Objective »
Only a number is wanted: how many lines in the records below contain "stereo"?

•••••

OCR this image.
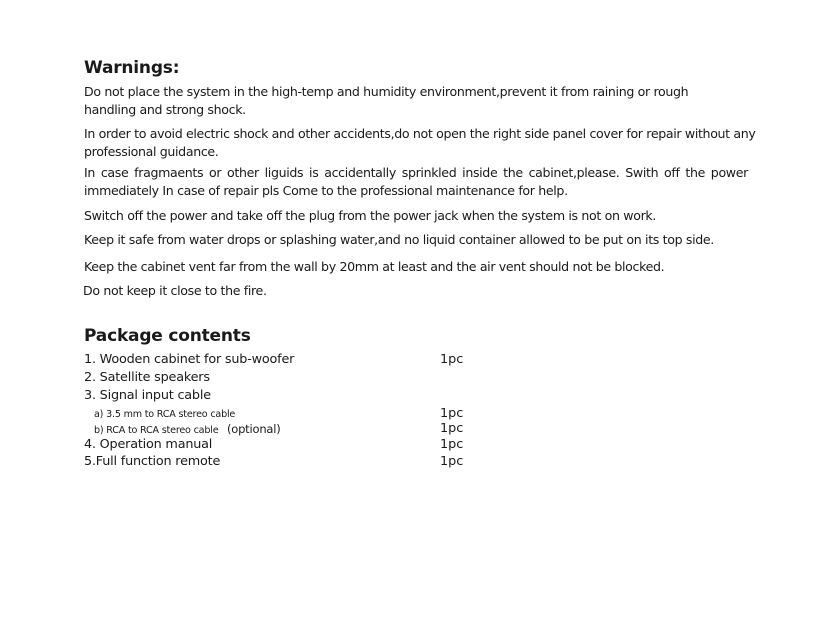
Warnings:

Do not place the system in the high-temp and humidity environment,prevent it from raining or rough
handling and strong shock.

In order to avoid electric shock and other accidents,do not open the right side panel cover for repair without any
professional guidance.

In case fragmaents or other liguids is accidentally sprinkled inside the cabinet,please. Swith off the power
immediately In case of repair pls Come to the professional maintenance for help.

Switch off the power and take off the plug from the power jack when the system is not on work.

Keep it safe from water drops or splashing water,and no liquid container allowed to be put on its top side.

Keep the cabinet vent far from the wall by 20mm at least and the air vent should not be blocked.

Do not keep it close to the fire.

Package contents

1. Wooden cabinet for sub-woofer	1pc

2. Satellite speakers

3. Signal input cable

a) 3.5 mm to RCA stereo cable	1pc

b) RCA to RCA stereo cable (optional)	1pc

4. Operation manual	1pc

5.Full function remote	1pc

•••••

Reply to the exercise »
2